SHORT TASK:
Copy every line of the listing that holds the string "away".

ROWS:
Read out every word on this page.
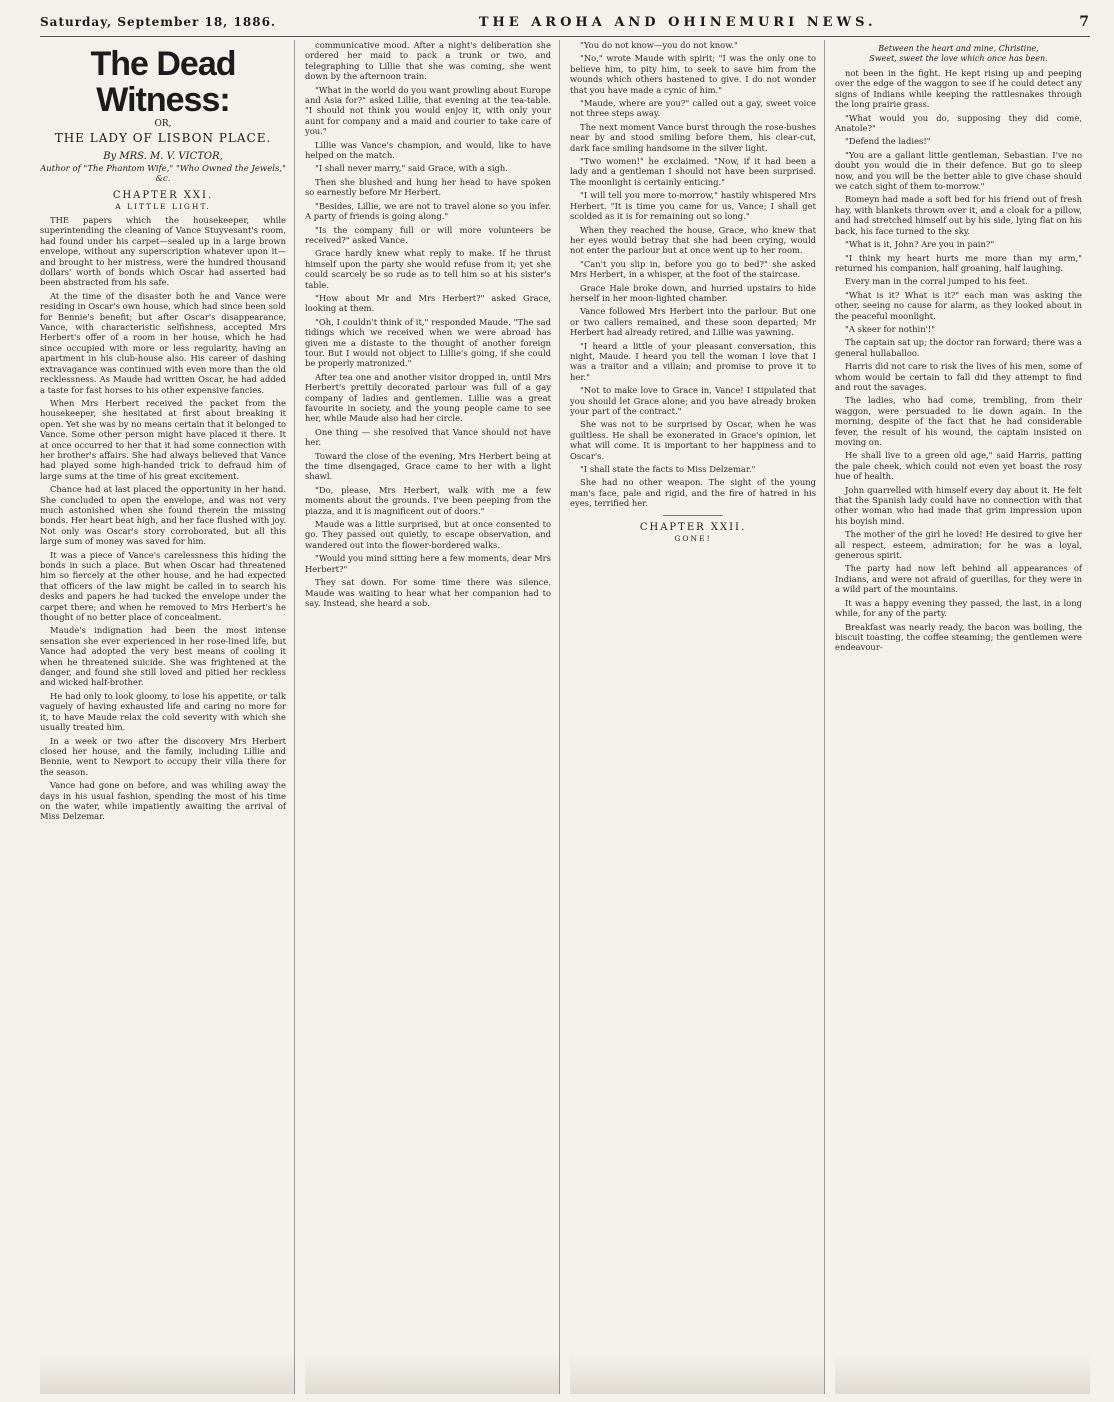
Saturday, September 18, 1886.	THE AROHA AND OHINEMURI NEWS.	7
The Dead Witness:
OR,
THE LADY OF LISBON PLACE.
By MRS. M. V. VICTOR,
Author of "The Phantom Wife," "Who Owned the Jewels," &c.
CHAPTER XXI.
A LITTLE LIGHT.

THE papers which the housekeeper, while superintending the cleaning of Vance Stuyvesant's room, had found under his carpet—sealed up in a large brown envelope, without any superscription whatever upon it—and brought to her mistress, were the hundred thousand dollars' worth of bonds which Oscar had asserted had been abstracted from his safe.

At the time of the disaster both he and Vance were residing in Oscar's own house, which had since been sold for Bennie's benefit; but after Oscar's disappearance, Vance, with characteristic selfishness, accepted Mrs Herbert's offer of a room in her house, which he had since occupied with more or less regularity, having an apartment in his club-house also. His career of dashing extravagance was continued with even more than the old recklessness. As Maude had written Oscar, he had added a taste for fast horses to his other expensive fancies.

When Mrs Herbert received the packet from the housekeeper, she hesitated at first about breaking it open. Yet she was by no means certain that it belonged to Vance. Some other person might have placed it there. It at once occurred to her that it had some connection with her brother's affairs. She had always believed that Vance had played some high-handed trick to defraud him of large sums at the time of his great excitement.

Chance had at last placed the opportunity in her hand. She concluded to open the envelope, and was not very much astonished when she found therein the missing bonds. Her heart beat high, and her face flushed with joy. Not only was Oscar's story corroborated, but all this large sum of money was saved for him.

It was a piece of Vance's carelessness this hiding the bonds in such a place. But when Oscar had threatened him so fiercely at the other house, and he had expected that officers of the law might be called in to search his desks and papers he had tucked the envelope under the carpet there; and when he removed to Mrs Herbert's he thought of no better place of concealment.

Maude's indignation had been the most intense sensation she ever experienced in her rose-lined life, but Vance had adopted the very best means of cooling it when he threatened suicide. She was frightened at the danger, and found she still loved and pitied her reckless and wicked half-brother.

He had only to look gloomy, to lose his appetite, or talk vaguely of having exhausted life and caring no more for it, to have Maude relax the cold severity with which she usually treated him.

In a week or two after the discovery Mrs Herbert closed her house, and the family, including Lillie and Bennie, went to Newport to occupy their villa there for the season.

Vance had gone on before, and was whiling away the days in his usual fashion, spending the most of his time on the water, while impatiently awaiting the arrival of Miss Delzemar.

communicative mood. After a night's deliberation she ordered her maid to pack a trunk or two, and telegraphing to Lillie that she was coming, she went down by the afternoon train.

"What in the world do you want prowling about Europe and Asia for?" asked Lillie, that evening at the tea-table. "I should not think you would enjoy it, with only your aunt for company and a maid and courier to take care of you."

Lillie was Vance's champion, and would, like to have helped on the match.

"I shall never marry," said Grace, with a sigh.

Then she blushed and hung her head to have spoken so earnestly before Mr Herbert.

"Besides, Lillie, we are not to travel alone so you infer. A party of friends is going along."

"Is the company full or will more volunteers be received?" asked Vance.

Grace hardly knew what reply to make. If he thrust himself upon the party she would refuse from it; yet she could scarcely be so rude as to tell him so at his sister's table.

"How about Mr and Mrs Herbert?" asked Grace, looking at them.

"Oh, I couldn't think of it," responded Maude. "The sad tidings which we received when we were abroad has given me a distaste to the thought of another foreign tour. But I would not object to Lillie's going, if she could be properly matronized."

After tea one and another visitor dropped in, until Mrs Herbert's prettily decorated parlour was full of a gay company of ladies and gentlemen. Lillie was a great favourite in society, and the young people came to see her, while Maude also had her circle.

One thing — she resolved that Vance should not have her.

Toward the close of the evening, Mrs Herbert being at the time disengaged, Grace came to her with a light shawl.

"Do, please, Mrs Herbert, walk with me a few moments about the grounds. I've been peeping from the piazza, and it is magnificent out of doors."

Maude was a little surprised, but at once consented to go. They passed out quietly, to escape observation, and wandered out into the flower-bordered walks.

"Would you mind sitting here a few moments, dear Mrs Herbert?"

They sat down. For some time there was silence. Maude was waiting to hear what her companion had to say. Instead, she heard a sob.

"You do not know—you do not know."

"No," wrote Maude with spirit; "I was the only one to believe him, to pity him, to seek to save him from the wounds which others hastened to give. I do not wonder that you have made a cynic of him."

"Maude, where are you?" called out a gay, sweet voice not three steps away.

The next moment Vance burst through the rose-bushes near by and stood smiling before them, his clear-cut, dark face smiling handsome in the silver light.

"Two women!" he exclaimed. "Now, if it had been a lady and a gentleman I should not have been surprised. The moonlight is certainly enticing."

"I will tell you more to-morrow," hastily whispered Mrs Herbert. "It is time you came for us, Vance; I shall get scolded as it is for remaining out so long."

When they reached the house, Grace, who knew that her eyes would betray that she had been crying, would not enter the parlour but at once went up to her room.

"Can't you slip in, before you go to bed?" she asked Mrs Herbert, in a whisper, at the foot of the staircase.

Grace Hale broke down, and hurried upstairs to hide herself in her moon-lighted chamber.

Vance followed Mrs Herbert into the parlour. But one or two callers remained, and these soon departed; Mr Herbert had already retired, and Lillie was yawning.

"I heard a little of your pleasant conversation, this night, Maude. I heard you tell the woman I love that I was a traitor and a villain; and promise to prove it to her."

"Not to make love to Grace in, Vance! I stipulated that you should let Grace alone; and you have already broken your part of the contract."

She was not to be surprised by Oscar, when he was guiltless. He shall be exonerated in Grace's opinion, let what will come. It is important to her happiness and to Oscar's.

"I shall state the facts to Miss Delzemar."

She had no other weapon. The sight of the young man's face, pale and rigid, and the fire of hatred in his eyes, terrified her.

CHAPTER XXII.
GONE!
Between the heart and mine, Christine,
Sweet, sweet the love which once has been.

not been in the fight. He kept rising up and peeping over the edge of the waggon to see if he could detect any signs of Indians while keeping the rattlesnakes through the long prairie grass.

"What would you do, supposing they did come, Anatole?"

"Defend the ladies!"

"You are a gallant little gentleman, Sebastian. I've no doubt you would die in their defence. But go to sleep now, and you will be the better able to give chase should we catch sight of them to-morrow."

Romeyn had made a soft bed for his friend out of fresh hay, with blankets thrown over it, and a cloak for a pillow, and had stretched himself out by his side, lying flat on his back, his face turned to the sky.

"What is it, John? Are you in pain?"

"I think my heart hurts me more than my arm," returned his companion, half groaning, half laughing.

Every man in the corral jumped to his feet.

"What is it? What is it?" each man was asking the other, seeing no cause for alarm, as they looked about in the peaceful moonlight.

"A skeer for nothin'!"

The captain sat up; the doctor ran forward; there was a general hullaballoo.

Harris did not care to risk the lives of his men, some of whom would be certain to fall did they attempt to find and rout the savages.

The ladies, who had come, trembling, from their waggon, were persuaded to lie down again. In the morning, despite of the fact that he had considerable fever, the result of his wound, the captain insisted on moving on.

He shall live to a green old age," said Harris, patting the pale cheek, which could not even yet boast the rosy hue of health.

John quarrelled with himself every day about it. He felt that the Spanish lady could have no connection with that other woman who had made that grim impression upon his boyish mind.

The mother of the girl he loved! He desired to give her all respect, esteem, admiration; for he was a loyal, generous spirit.

The party had now left behind all appearances of Indians, and were not afraid of guerillas, for they were in a wild part of the mountains.

It was a happy evening they passed, the last, in a long while, for any of the party.

Breakfast was nearly ready, the bacon was boiling, the biscuit toasting, the coffee steaming; the gentlemen were endeavour-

TASK RESULT:
Vance had gone on before, and was whiling away the days in his usual fashion, spending the most of his time on the water, while impatiently awaiting the arrival of Miss Delzemar.
"Maude, where are you?" called out a gay, sweet voice not three steps away.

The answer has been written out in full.